- **Set exercise**: Work out the number of lines in the listing that include the string "susceptible". Reply with that number alone.

- **Input**:
- - - - -

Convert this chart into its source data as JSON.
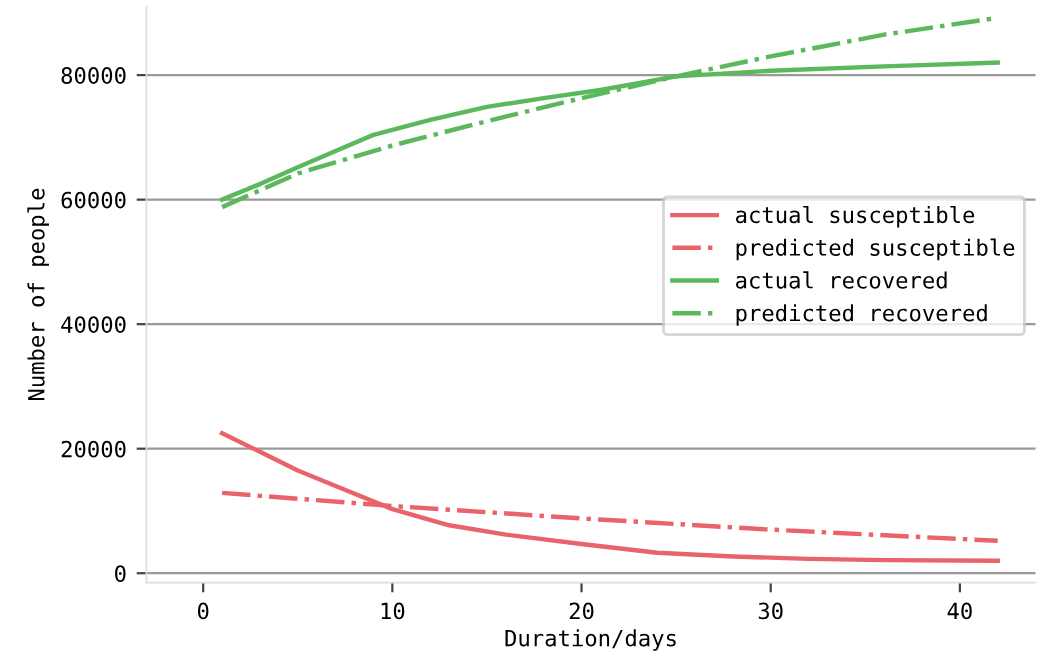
{
  "chart_data": {
    "type": "line",
    "xlabel": "Duration/days",
    "ylabel": "Number of people",
    "xlim": [
      -3,
      44
    ],
    "ylim": [
      -1500,
      91000
    ],
    "xticks": [
      0,
      10,
      20,
      30,
      40
    ],
    "yticks": [
      0,
      20000,
      40000,
      60000,
      80000
    ],
    "grid": "y",
    "legend": "right",
    "marker": "none",
    "series": [
      {
        "name": "actual susceptible",
        "color": "#e8646a",
        "line_style": "solid",
        "x": [
          1,
          3,
          5,
          7,
          10,
          13,
          16,
          20,
          24,
          28,
          32,
          36,
          42
        ],
        "values": [
          22500,
          19500,
          16500,
          14000,
          10300,
          7700,
          6200,
          4700,
          3300,
          2700,
          2300,
          2100,
          2000
        ]
      },
      {
        "name": "predicted susceptible",
        "color": "#e8646a",
        "line_style": "dashdot",
        "x": [
          1,
          10,
          20,
          30,
          42
        ],
        "values": [
          12900,
          10800,
          8800,
          7000,
          5200
        ]
      },
      {
        "name": "actual recovered",
        "color": "#5cb85c",
        "line_style": "solid",
        "x": [
          1,
          3,
          5,
          7,
          9,
          12,
          15,
          18,
          21,
          25,
          30,
          36,
          42
        ],
        "values": [
          60000,
          62500,
          65200,
          67800,
          70400,
          72800,
          74900,
          76300,
          77600,
          79800,
          80700,
          81400,
          82000
        ]
      },
      {
        "name": "predicted recovered",
        "color": "#5cb85c",
        "line_style": "dashdot",
        "x": [
          1,
          5,
          10,
          15,
          20,
          25,
          30,
          36,
          42
        ],
        "values": [
          58800,
          64200,
          68700,
          72600,
          76300,
          79800,
          83000,
          86500,
          89200
        ]
      }
    ]
  }
}
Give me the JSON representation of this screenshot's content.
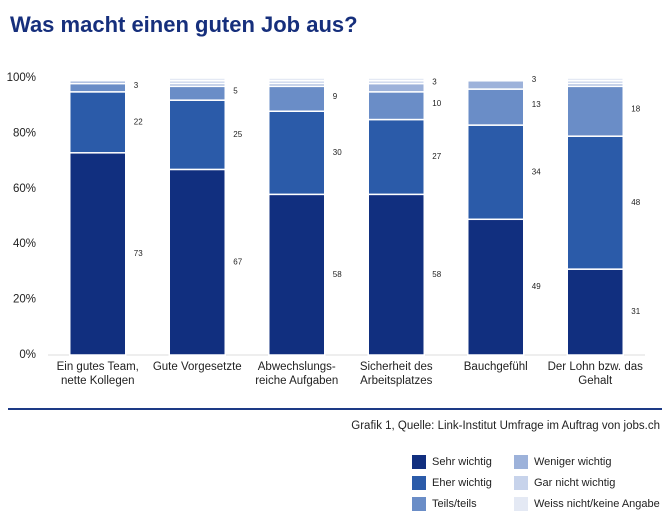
{
  "chart_data": {
    "type": "stacked_bar",
    "title": "Was macht einen guten Job aus?",
    "source": "Grafik 1, Quelle: Link-Institut Umfrage im Auftrag von jobs.ch",
    "categories": [
      "Ein gutes Team, nette Kollegen",
      "Gute Vorgesetzte",
      "Abwechslungs-reiche Aufgaben",
      "Sicherheit des Arbeitsplatzes",
      "Bauchgefühl",
      "Der Lohn bzw. das Gehalt"
    ],
    "series": [
      {
        "name": "Sehr wichtig",
        "color": "#112f7f",
        "values": [
          73,
          67,
          58,
          58,
          49,
          31
        ]
      },
      {
        "name": "Eher wichtig",
        "color": "#2b5ba9",
        "values": [
          22,
          25,
          30,
          27,
          34,
          48
        ]
      },
      {
        "name": "Teils/teils",
        "color": "#6a8dc7",
        "values": [
          3,
          5,
          9,
          10,
          13,
          18
        ]
      },
      {
        "name": "Weniger wichtig",
        "color": "#9db2da",
        "values": [
          1,
          1,
          1,
          3,
          3,
          1
        ],
        "value_labels": [
          null,
          null,
          null,
          "3",
          "3",
          null
        ]
      },
      {
        "name": "Gar nicht wichtig",
        "color": "#c7d3eb",
        "values": [
          0.5,
          1,
          1,
          1,
          0.5,
          1
        ],
        "value_labels": [
          null,
          null,
          null,
          null,
          null,
          null
        ]
      },
      {
        "name": "Weiss nicht/keine Angabe",
        "color": "#e4e9f4",
        "values": [
          0.5,
          1,
          1,
          1,
          0.5,
          1
        ],
        "value_labels": [
          null,
          null,
          null,
          null,
          null,
          null
        ]
      }
    ],
    "ylim": [
      0,
      100
    ],
    "yticks": [
      {
        "value": 0,
        "label": "0%"
      },
      {
        "value": 20,
        "label": "20%"
      },
      {
        "value": 40,
        "label": "40%"
      },
      {
        "value": 60,
        "label": "60%"
      },
      {
        "value": 80,
        "label": "80%"
      },
      {
        "value": 100,
        "label": "100%"
      }
    ],
    "grid": false
  }
}
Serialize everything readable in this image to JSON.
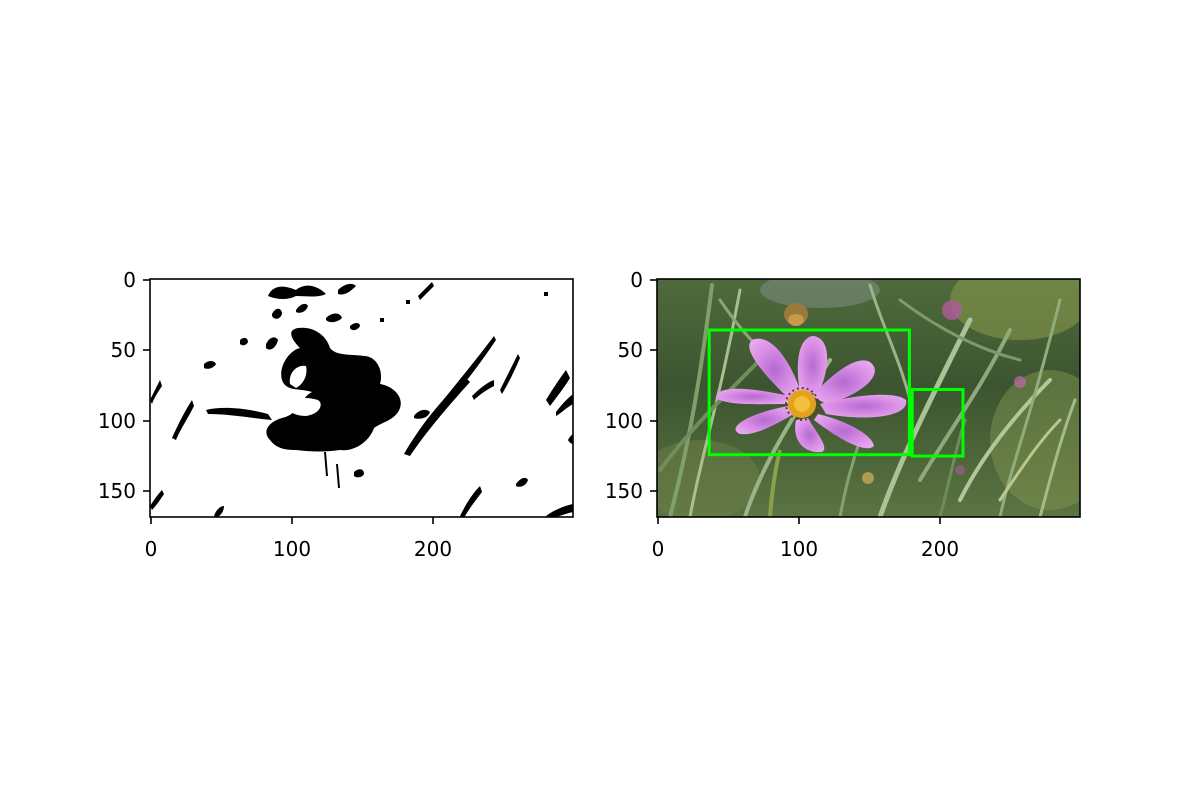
{
  "figure": {
    "background": "#ffffff",
    "axis_color": "#000000",
    "box_color": "#00ff00"
  },
  "panels": [
    {
      "kind": "binary-mask",
      "image_size": [
        300,
        168
      ],
      "xlim": [
        0,
        299
      ],
      "ylim": [
        168,
        0
      ],
      "xticks": [
        0,
        100,
        200
      ],
      "yticks": [
        0,
        50,
        100,
        150
      ],
      "xtick_labels": [
        "0",
        "100",
        "200"
      ],
      "ytick_labels": [
        "0",
        "50",
        "100",
        "150"
      ]
    },
    {
      "kind": "photo-with-detections",
      "image_size": [
        300,
        168
      ],
      "xlim": [
        0,
        299
      ],
      "ylim": [
        168,
        0
      ],
      "xticks": [
        0,
        100,
        200
      ],
      "yticks": [
        0,
        50,
        100,
        150
      ],
      "xtick_labels": [
        "0",
        "100",
        "200"
      ],
      "ytick_labels": [
        "0",
        "50",
        "100",
        "150"
      ],
      "boxes": [
        {
          "x0": 37,
          "y0": 36,
          "x1": 179,
          "y1": 124
        },
        {
          "x0": 181,
          "y0": 78,
          "x1": 217,
          "y1": 125
        }
      ]
    }
  ]
}
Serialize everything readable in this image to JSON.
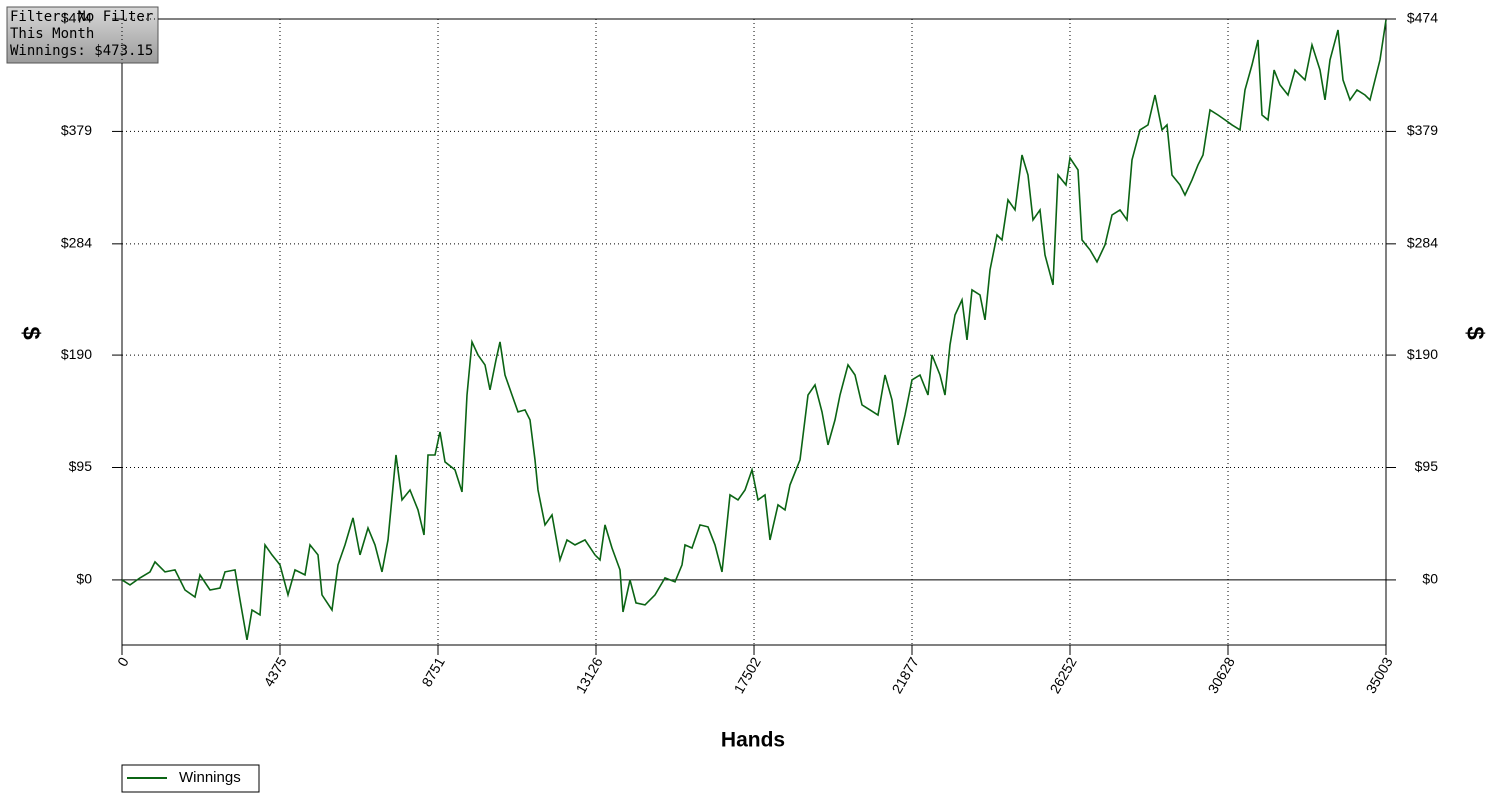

- - - - -

- **Result for this task**: 2